/---

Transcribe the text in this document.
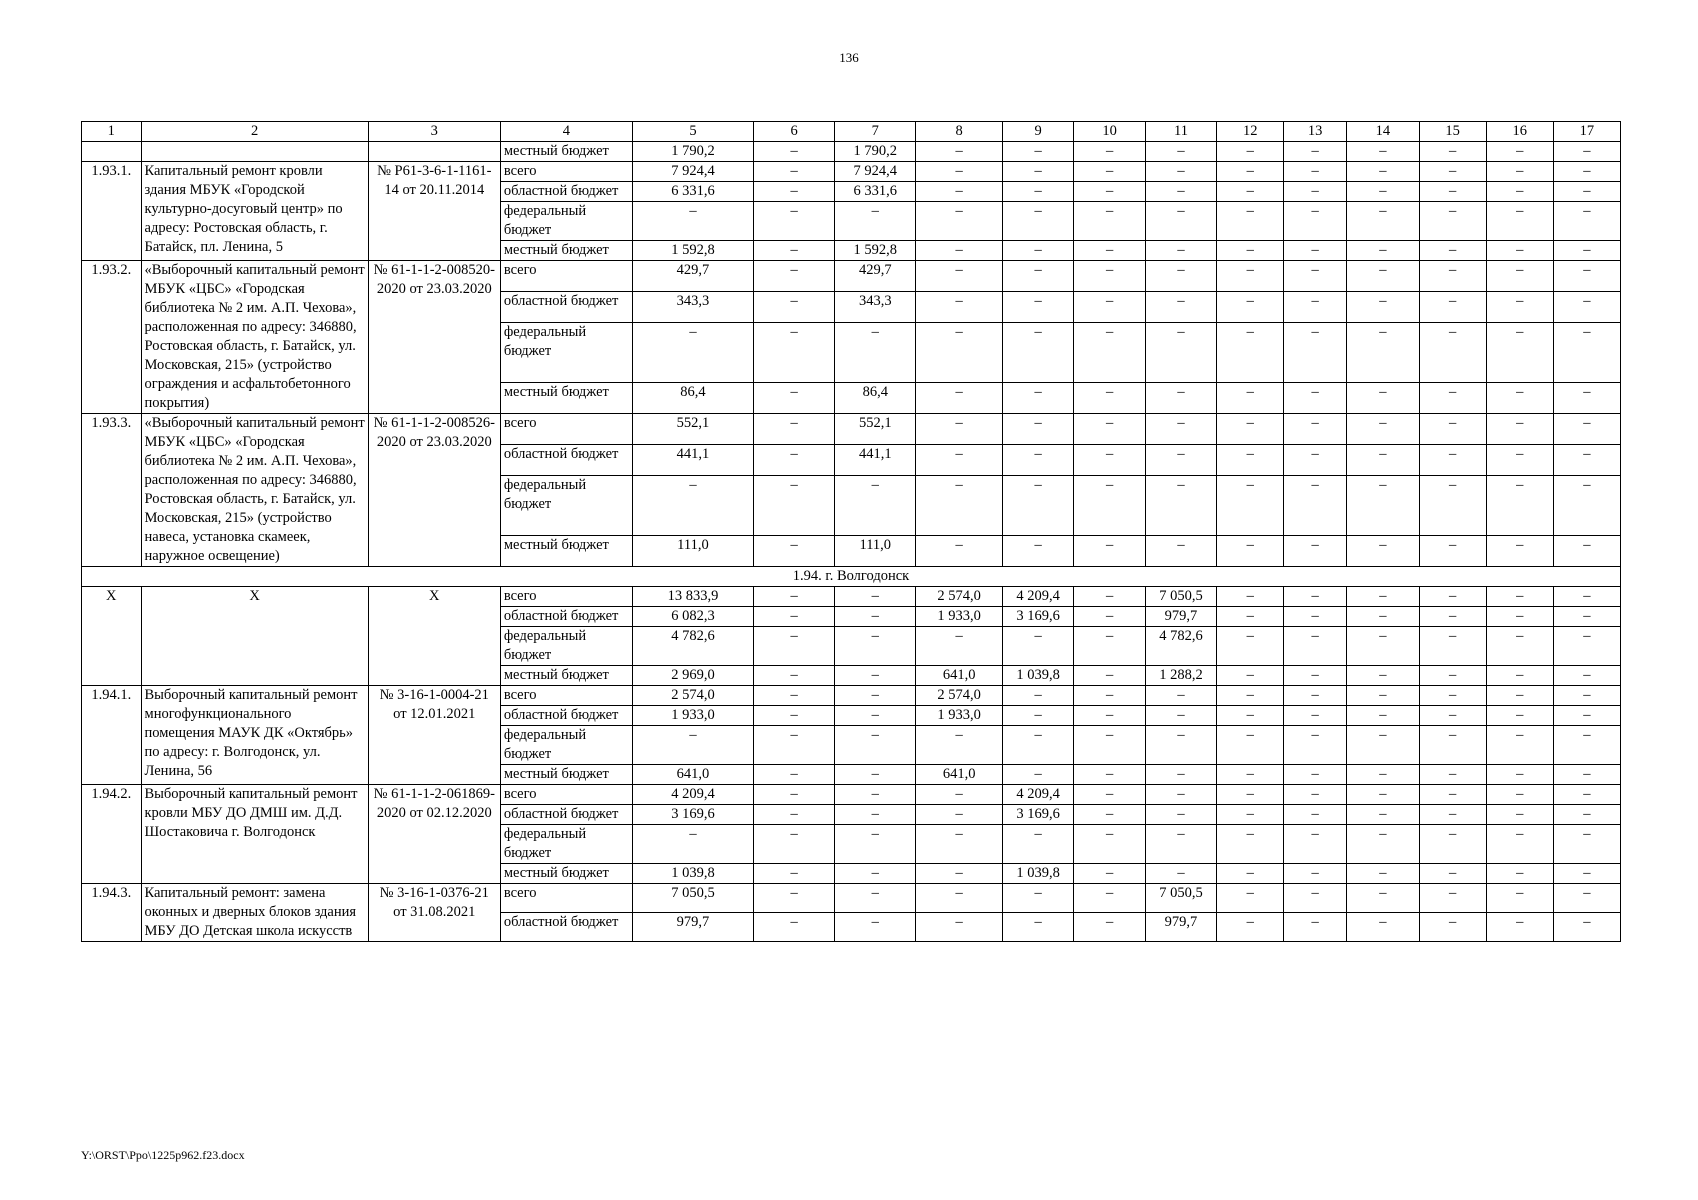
136
1	2	3	4	5	6	7	8	9	10	11	12	13	14	15	16	17
			местный бюджет	1 790,2	–	1 790,2	–	–	–	–	–	–	–	–	–	–
1.93.1.	Капитальный ремонт кровли здания МБУК «Городской культурно-досуговый центр» по адресу: Ростовская область, г. Батайск, пл. Ленина, 5	№ Р61-3-6-1-1161-14 от 20.11.2014	всего	7 924,4	–	7 924,4	–	–	–	–	–	–	–	–	–	–
			областной бюджет	6 331,6	–	6 331,6	–	–	–	–	–	–	–	–	–	–
			федеральный бюджет	–	–	–	–	–	–	–	–	–	–	–	–	–
			местный бюджет	1 592,8	–	1 592,8	–	–	–	–	–	–	–	–	–	–
1.93.2.	«Выборочный капитальный ремонт МБУК «ЦБС» «Городская библиотека № 2 им. А.П. Чехова», расположенная по адресу: 346880, Ростовская область, г. Батайск, ул. Московская, 215» (устройство ограждения и асфальтобетонного покрытия)	№ 61-1-1-2-008520-2020 от 23.03.2020	всего	429,7	–	429,7	–	–	–	–	–	–	–	–	–	–
			областной бюджет	343,3	–	343,3	–	–	–	–	–	–	–	–	–	–
			федеральный бюджет	–	–	–	–	–	–	–	–	–	–	–	–	–
			местный бюджет	86,4	–	86,4	–	–	–	–	–	–	–	–	–	–
1.93.3.	«Выборочный капитальный ремонт МБУК «ЦБС» «Городская библиотека № 2 им. А.П. Чехова», расположенная по адресу: 346880, Ростовская область, г. Батайск, ул. Московская, 215» (устройство навеса, установка скамеек, наружное освещение)	№ 61-1-1-2-008526-2020 от 23.03.2020	всего	552,1	–	552,1	–	–	–	–	–	–	–	–	–	–
			областной бюджет	441,1	–	441,1	–	–	–	–	–	–	–	–	–	–
			федеральный бюджет	–	–	–	–	–	–	–	–	–	–	–	–	–
			местный бюджет	111,0	–	111,0	–	–	–	–	–	–	–	–	–	–
1.94. г. Волгодонск																
X	X	X	всего	13 833,9	–	–	2 574,0	4 209,4	–	7 050,5	–	–	–	–	–	–
			областной бюджет	6 082,3	–	–	1 933,0	3 169,6	–	979,7	–	–	–	–	–	–
			федеральный бюджет	4 782,6	–	–	–	–	–	4 782,6	–	–	–	–	–	–
			местный бюджет	2 969,0	–	–	641,0	1 039,8	–	1 288,2	–	–	–	–	–	–
1.94.1.	Выборочный капитальный ремонт многофункционального помещения МАУК ДК «Октябрь» по адресу: г. Волгодонск, ул. Ленина, 56	№ 3-16-1-0004-21 от 12.01.2021	всего	2 574,0	–	–	2 574,0	–	–	–	–	–	–	–	–	–
			областной бюджет	1 933,0	–	–	1 933,0	–	–	–	–	–	–	–	–	–
			федеральный бюджет	–	–	–	–	–	–	–	–	–	–	–	–	–
			местный бюджет	641,0	–	–	641,0	–	–	–	–	–	–	–	–	–
1.94.2.	Выборочный капитальный ремонт кровли МБУ ДО ДМШ им. Д.Д. Шостаковича г. Волгодонск	№ 61-1-1-2-061869-2020 от 02.12.2020	всего	4 209,4	–	–	–	4 209,4	–	–	–	–	–	–	–	–
			областной бюджет	3 169,6	–	–	–	3 169,6	–	–	–	–	–	–	–	–
			федеральный бюджет	–	–	–	–	–	–	–	–	–	–	–	–	–
			местный бюджет	1 039,8	–	–	–	1 039,8	–	–	–	–	–	–	–	–
1.94.3.	Капитальный ремонт: замена оконных и дверных блоков здания МБУ ДО Детская школа искусств	№ 3-16-1-0376-21 от 31.08.2021	всего	7 050,5	–	–	–	–	–	7 050,5	–	–	–	–	–	–
			областной бюджет	979,7	–	–	–	–	–	979,7	–	–	–	–	–	–
Y:\ORST\Ppo\1225p962.f23.docx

\---

_WRITTEN PROBLEM_: Pick out and copy the lines of the material that include the word "Волгодонск".

_WRITTEN RESPONSE_:
1.94. г. Волгодонск																
1.94.1.	Выборочный капитальный ремонт многофункционального помещения МАУК ДК «Октябрь» по адресу: г. Волгодонск, ул. Ленина, 56	№ 3-16-1-0004-21 от 12.01.2021	всего	2 574,0	–	–	2 574,0	–	–	–	–	–	–	–	–	–
1.94.2.	Выборочный капитальный ремонт кровли МБУ ДО ДМШ им. Д.Д. Шостаковича г. Волгодонск	№ 61-1-1-2-061869-2020 от 02.12.2020	всего	4 209,4	–	–	–	4 209,4	–	–	–	–	–	–	–	–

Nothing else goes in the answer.